# SOURCE MATERIAL start

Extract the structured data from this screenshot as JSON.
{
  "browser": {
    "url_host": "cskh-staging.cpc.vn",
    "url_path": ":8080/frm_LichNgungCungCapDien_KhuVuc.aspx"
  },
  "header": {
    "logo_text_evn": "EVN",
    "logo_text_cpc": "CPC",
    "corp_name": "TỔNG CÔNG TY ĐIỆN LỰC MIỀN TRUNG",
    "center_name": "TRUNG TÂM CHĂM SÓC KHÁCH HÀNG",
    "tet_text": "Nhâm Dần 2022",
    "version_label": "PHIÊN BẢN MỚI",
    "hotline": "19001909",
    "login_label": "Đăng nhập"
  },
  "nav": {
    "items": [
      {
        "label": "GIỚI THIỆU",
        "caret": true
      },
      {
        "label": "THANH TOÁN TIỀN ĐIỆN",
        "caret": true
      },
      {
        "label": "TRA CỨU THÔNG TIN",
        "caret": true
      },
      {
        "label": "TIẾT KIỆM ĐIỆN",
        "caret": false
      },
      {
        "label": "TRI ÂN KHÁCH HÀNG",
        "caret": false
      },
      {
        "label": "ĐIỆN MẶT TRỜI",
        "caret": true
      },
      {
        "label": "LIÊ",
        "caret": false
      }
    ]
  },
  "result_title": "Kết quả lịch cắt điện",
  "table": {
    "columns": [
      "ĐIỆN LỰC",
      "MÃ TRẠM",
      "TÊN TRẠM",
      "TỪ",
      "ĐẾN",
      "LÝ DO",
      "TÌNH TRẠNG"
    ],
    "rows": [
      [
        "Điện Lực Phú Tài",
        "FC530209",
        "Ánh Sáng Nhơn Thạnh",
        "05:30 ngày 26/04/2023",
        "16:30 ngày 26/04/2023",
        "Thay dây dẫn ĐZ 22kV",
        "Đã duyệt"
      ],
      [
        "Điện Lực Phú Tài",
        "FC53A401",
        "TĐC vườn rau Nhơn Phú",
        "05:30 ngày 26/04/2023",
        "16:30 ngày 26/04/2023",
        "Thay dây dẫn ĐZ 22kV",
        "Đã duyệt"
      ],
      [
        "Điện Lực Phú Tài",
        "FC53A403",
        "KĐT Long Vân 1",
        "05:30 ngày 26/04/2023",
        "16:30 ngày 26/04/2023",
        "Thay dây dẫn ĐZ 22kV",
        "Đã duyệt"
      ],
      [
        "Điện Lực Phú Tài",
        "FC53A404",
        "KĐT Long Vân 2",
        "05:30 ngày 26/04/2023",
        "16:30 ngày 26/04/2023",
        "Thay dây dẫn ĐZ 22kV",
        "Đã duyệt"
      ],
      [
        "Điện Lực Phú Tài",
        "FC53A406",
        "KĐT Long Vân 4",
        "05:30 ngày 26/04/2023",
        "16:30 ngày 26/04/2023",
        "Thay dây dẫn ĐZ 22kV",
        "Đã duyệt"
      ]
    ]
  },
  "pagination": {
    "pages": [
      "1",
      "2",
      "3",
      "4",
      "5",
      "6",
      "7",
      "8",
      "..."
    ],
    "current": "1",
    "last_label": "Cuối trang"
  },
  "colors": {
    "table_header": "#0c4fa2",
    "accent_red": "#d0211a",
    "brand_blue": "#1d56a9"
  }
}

# SOURCE MATERIAL end

• INSTRUCTIONS FOR THE TASK:
Repeat the records above in full, character for character.

• RESPONSE:
Extract the structured data from this screenshot as JSON.
{
  "browser": {
    "url_host": "cskh-staging.cpc.vn",
    "url_path": ":8080/frm_LichNgungCungCapDien_KhuVuc.aspx"
  },
  "header": {
    "logo_text_evn": "EVN",
    "logo_text_cpc": "CPC",
    "corp_name": "TỔNG CÔNG TY ĐIỆN LỰC MIỀN TRUNG",
    "center_name": "TRUNG TÂM CHĂM SÓC KHÁCH HÀNG",
    "tet_text": "Nhâm Dần 2022",
    "version_label": "PHIÊN BẢN MỚI",
    "hotline": "19001909",
    "login_label": "Đăng nhập"
  },
  "nav": {
    "items": [
      {
        "label": "GIỚI THIỆU",
        "caret": true
      },
      {
        "label": "THANH TOÁN TIỀN ĐIỆN",
        "caret": true
      },
      {
        "label": "TRA CỨU THÔNG TIN",
        "caret": true
      },
      {
        "label": "TIẾT KIỆM ĐIỆN",
        "caret": false
      },
      {
        "label": "TRI ÂN KHÁCH HÀNG",
        "caret": false
      },
      {
        "label": "ĐIỆN MẶT TRỜI",
        "caret": true
      },
      {
        "label": "LIÊ",
        "caret": false
      }
    ]
  },
  "result_title": "Kết quả lịch cắt điện",
  "table": {
    "columns": [
      "ĐIỆN LỰC",
      "MÃ TRẠM",
      "TÊN TRẠM",
      "TỪ",
      "ĐẾN",
      "LÝ DO",
      "TÌNH TRẠNG"
    ],
    "rows": [
      [
        "Điện Lực Phú Tài",
        "FC530209",
        "Ánh Sáng Nhơn Thạnh",
        "05:30 ngày 26/04/2023",
        "16:30 ngày 26/04/2023",
        "Thay dây dẫn ĐZ 22kV",
        "Đã duyệt"
      ],
      [
        "Điện Lực Phú Tài",
        "FC53A401",
        "TĐC vườn rau Nhơn Phú",
        "05:30 ngày 26/04/2023",
        "16:30 ngày 26/04/2023",
        "Thay dây dẫn ĐZ 22kV",
        "Đã duyệt"
      ],
      [
        "Điện Lực Phú Tài",
        "FC53A403",
        "KĐT Long Vân 1",
        "05:30 ngày 26/04/2023",
        "16:30 ngày 26/04/2023",
        "Thay dây dẫn ĐZ 22kV",
        "Đã duyệt"
      ],
      [
        "Điện Lực Phú Tài",
        "FC53A404",
        "KĐT Long Vân 2",
        "05:30 ngày 26/04/2023",
        "16:30 ngày 26/04/2023",
        "Thay dây dẫn ĐZ 22kV",
        "Đã duyệt"
      ],
      [
        "Điện Lực Phú Tài",
        "FC53A406",
        "KĐT Long Vân 4",
        "05:30 ngày 26/04/2023",
        "16:30 ngày 26/04/2023",
        "Thay dây dẫn ĐZ 22kV",
        "Đã duyệt"
      ]
    ]
  },
  "pagination": {
    "pages": [
      "1",
      "2",
      "3",
      "4",
      "5",
      "6",
      "7",
      "8",
      "..."
    ],
    "current": "1",
    "last_label": "Cuối trang"
  },
  "colors": {
    "table_header": "#0c4fa2",
    "accent_red": "#d0211a",
    "brand_blue": "#1d56a9"
  }
}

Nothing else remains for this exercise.